Without the pictures, output the records below word for word.

(A block of data)
# # # # #

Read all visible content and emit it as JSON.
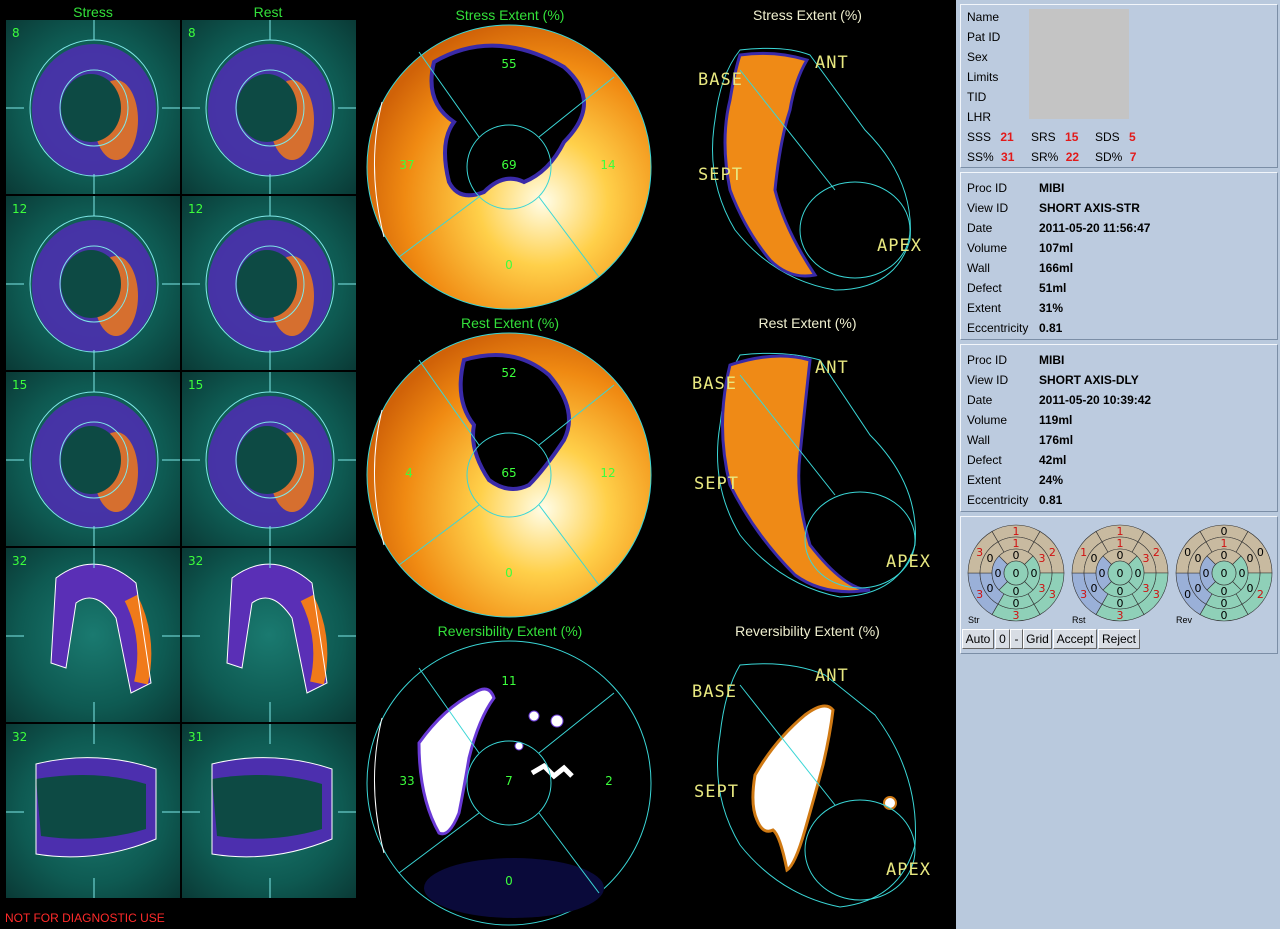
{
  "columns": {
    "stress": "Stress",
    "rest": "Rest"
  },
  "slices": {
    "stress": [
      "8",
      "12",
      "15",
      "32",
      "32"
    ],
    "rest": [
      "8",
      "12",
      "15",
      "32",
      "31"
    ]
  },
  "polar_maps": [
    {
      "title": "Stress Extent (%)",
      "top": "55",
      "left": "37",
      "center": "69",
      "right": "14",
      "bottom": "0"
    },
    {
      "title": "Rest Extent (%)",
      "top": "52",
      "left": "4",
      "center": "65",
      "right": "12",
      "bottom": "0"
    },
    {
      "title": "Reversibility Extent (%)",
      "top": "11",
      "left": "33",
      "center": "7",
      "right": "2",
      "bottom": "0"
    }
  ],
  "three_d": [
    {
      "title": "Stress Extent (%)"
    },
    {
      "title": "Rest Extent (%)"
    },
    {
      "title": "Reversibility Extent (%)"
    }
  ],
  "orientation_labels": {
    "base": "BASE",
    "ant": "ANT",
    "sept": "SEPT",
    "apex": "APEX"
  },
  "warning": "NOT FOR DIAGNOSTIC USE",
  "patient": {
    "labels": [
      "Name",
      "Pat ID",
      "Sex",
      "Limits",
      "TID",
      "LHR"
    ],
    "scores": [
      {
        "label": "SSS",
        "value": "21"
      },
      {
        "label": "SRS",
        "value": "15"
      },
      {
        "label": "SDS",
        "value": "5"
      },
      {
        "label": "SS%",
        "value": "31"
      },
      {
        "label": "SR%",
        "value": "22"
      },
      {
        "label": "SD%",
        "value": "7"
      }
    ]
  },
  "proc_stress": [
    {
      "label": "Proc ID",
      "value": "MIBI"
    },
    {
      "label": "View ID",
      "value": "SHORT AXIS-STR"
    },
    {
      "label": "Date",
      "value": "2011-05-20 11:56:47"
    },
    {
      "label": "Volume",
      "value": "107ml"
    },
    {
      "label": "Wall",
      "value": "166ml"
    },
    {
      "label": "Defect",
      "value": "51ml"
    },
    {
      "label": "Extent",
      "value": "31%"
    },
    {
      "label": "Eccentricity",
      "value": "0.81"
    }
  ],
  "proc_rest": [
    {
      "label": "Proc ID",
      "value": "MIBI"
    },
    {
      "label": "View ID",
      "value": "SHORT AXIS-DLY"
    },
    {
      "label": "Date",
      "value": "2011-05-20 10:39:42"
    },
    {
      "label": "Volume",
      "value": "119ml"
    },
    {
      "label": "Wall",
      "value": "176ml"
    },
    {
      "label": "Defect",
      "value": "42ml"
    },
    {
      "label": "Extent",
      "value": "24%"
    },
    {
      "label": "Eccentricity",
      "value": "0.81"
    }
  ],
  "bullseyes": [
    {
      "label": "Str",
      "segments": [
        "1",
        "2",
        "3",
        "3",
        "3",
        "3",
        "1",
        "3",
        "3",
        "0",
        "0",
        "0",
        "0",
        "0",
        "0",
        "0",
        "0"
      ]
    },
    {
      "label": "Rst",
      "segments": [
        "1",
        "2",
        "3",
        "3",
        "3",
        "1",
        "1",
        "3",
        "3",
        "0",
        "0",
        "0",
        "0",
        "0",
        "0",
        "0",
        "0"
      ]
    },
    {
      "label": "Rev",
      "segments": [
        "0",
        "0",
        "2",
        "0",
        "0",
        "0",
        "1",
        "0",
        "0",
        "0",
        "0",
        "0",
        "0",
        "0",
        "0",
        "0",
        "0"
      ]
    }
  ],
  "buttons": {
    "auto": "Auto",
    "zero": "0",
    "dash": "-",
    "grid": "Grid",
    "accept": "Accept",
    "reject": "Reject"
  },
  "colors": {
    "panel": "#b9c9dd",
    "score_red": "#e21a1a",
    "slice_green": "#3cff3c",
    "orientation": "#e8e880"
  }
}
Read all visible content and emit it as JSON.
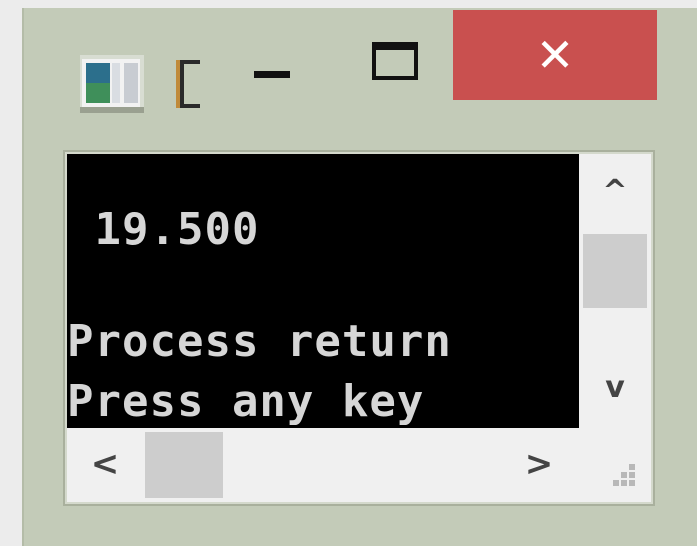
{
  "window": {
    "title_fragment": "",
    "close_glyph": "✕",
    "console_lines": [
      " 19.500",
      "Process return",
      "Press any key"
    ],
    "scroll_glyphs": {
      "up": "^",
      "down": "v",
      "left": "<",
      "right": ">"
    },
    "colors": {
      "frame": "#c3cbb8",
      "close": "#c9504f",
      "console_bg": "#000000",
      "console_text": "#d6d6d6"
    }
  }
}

# # # # #

● **Response to this task**:
Read all visible content and emit it as JSON.
{
  "columns": {
    "stress": "Stress",
    "rest": "Rest"
  },
  "slices": {
    "stress": [
      "8",
      "12",
      "15",
      "32",
      "32"
    ],
    "rest": [
      "8",
      "12",
      "15",
      "32",
      "31"
    ]
  },
  "polar_maps": [
    {
      "title": "Stress Extent (%)",
      "top": "55",
      "left": "37",
      "center": "69",
      "right": "14",
      "bottom": "0"
    },
    {
      "title": "Rest Extent (%)",
      "top": "52",
      "left": "4",
      "center": "65",
      "right": "12",
      "bottom": "0"
    },
    {
      "title": "Reversibility Extent (%)",
      "top": "11",
      "left": "33",
      "center": "7",
      "right": "2",
      "bottom": "0"
    }
  ],
  "three_d": [
    {
      "title": "Stress Extent (%)"
    },
    {
      "title": "Rest Extent (%)"
    },
    {
      "title": "Reversibility Extent (%)"
    }
  ],
  "orientation_labels": {
    "base": "BASE",
    "ant": "ANT",
    "sept": "SEPT",
    "apex": "APEX"
  },
  "warning": "NOT FOR DIAGNOSTIC USE",
  "patient": {
    "labels": [
      "Name",
      "Pat ID",
      "Sex",
      "Limits",
      "TID",
      "LHR"
    ],
    "scores": [
      {
        "label": "SSS",
        "value": "21"
      },
      {
        "label": "SRS",
        "value": "15"
      },
      {
        "label": "SDS",
        "value": "5"
      },
      {
        "label": "SS%",
        "value": "31"
      },
      {
        "label": "SR%",
        "value": "22"
      },
      {
        "label": "SD%",
        "value": "7"
      }
    ]
  },
  "proc_stress": [
    {
      "label": "Proc ID",
      "value": "MIBI"
    },
    {
      "label": "View ID",
      "value": "SHORT AXIS-STR"
    },
    {
      "label": "Date",
      "value": "2011-05-20 11:56:47"
    },
    {
      "label": "Volume",
      "value": "107ml"
    },
    {
      "label": "Wall",
      "value": "166ml"
    },
    {
      "label": "Defect",
      "value": "51ml"
    },
    {
      "label": "Extent",
      "value": "31%"
    },
    {
      "label": "Eccentricity",
      "value": "0.81"
    }
  ],
  "proc_rest": [
    {
      "label": "Proc ID",
      "value": "MIBI"
    },
    {
      "label": "View ID",
      "value": "SHORT AXIS-DLY"
    },
    {
      "label": "Date",
      "value": "2011-05-20 10:39:42"
    },
    {
      "label": "Volume",
      "value": "119ml"
    },
    {
      "label": "Wall",
      "value": "176ml"
    },
    {
      "label": "Defect",
      "value": "42ml"
    },
    {
      "label": "Extent",
      "value": "24%"
    },
    {
      "label": "Eccentricity",
      "value": "0.81"
    }
  ],
  "bullseyes": [
    {
      "label": "Str",
      "segments": [
        "1",
        "2",
        "3",
        "3",
        "3",
        "3",
        "1",
        "3",
        "3",
        "0",
        "0",
        "0",
        "0",
        "0",
        "0",
        "0",
        "0"
      ]
    },
    {
      "label": "Rst",
      "segments": [
        "1",
        "2",
        "3",
        "3",
        "3",
        "1",
        "1",
        "3",
        "3",
        "0",
        "0",
        "0",
        "0",
        "0",
        "0",
        "0",
        "0"
      ]
    },
    {
      "label": "Rev",
      "segments": [
        "0",
        "0",
        "2",
        "0",
        "0",
        "0",
        "1",
        "0",
        "0",
        "0",
        "0",
        "0",
        "0",
        "0",
        "0",
        "0",
        "0"
      ]
    }
  ],
  "buttons": {
    "auto": "Auto",
    "zero": "0",
    "dash": "-",
    "grid": "Grid",
    "accept": "Accept",
    "reject": "Reject"
  },
  "colors": {
    "panel": "#b9c9dd",
    "score_red": "#e21a1a",
    "slice_green": "#3cff3c",
    "orientation": "#e8e880"
  }
}
Read all visible content and emit it as JSON.
{
  "window": {
    "title_fragment": "",
    "close_glyph": "✕",
    "console_lines": [
      " 19.500",
      "Process return",
      "Press any key"
    ],
    "scroll_glyphs": {
      "up": "^",
      "down": "v",
      "left": "<",
      "right": ">"
    },
    "colors": {
      "frame": "#c3cbb8",
      "close": "#c9504f",
      "console_bg": "#000000",
      "console_text": "#d6d6d6"
    }
  }
}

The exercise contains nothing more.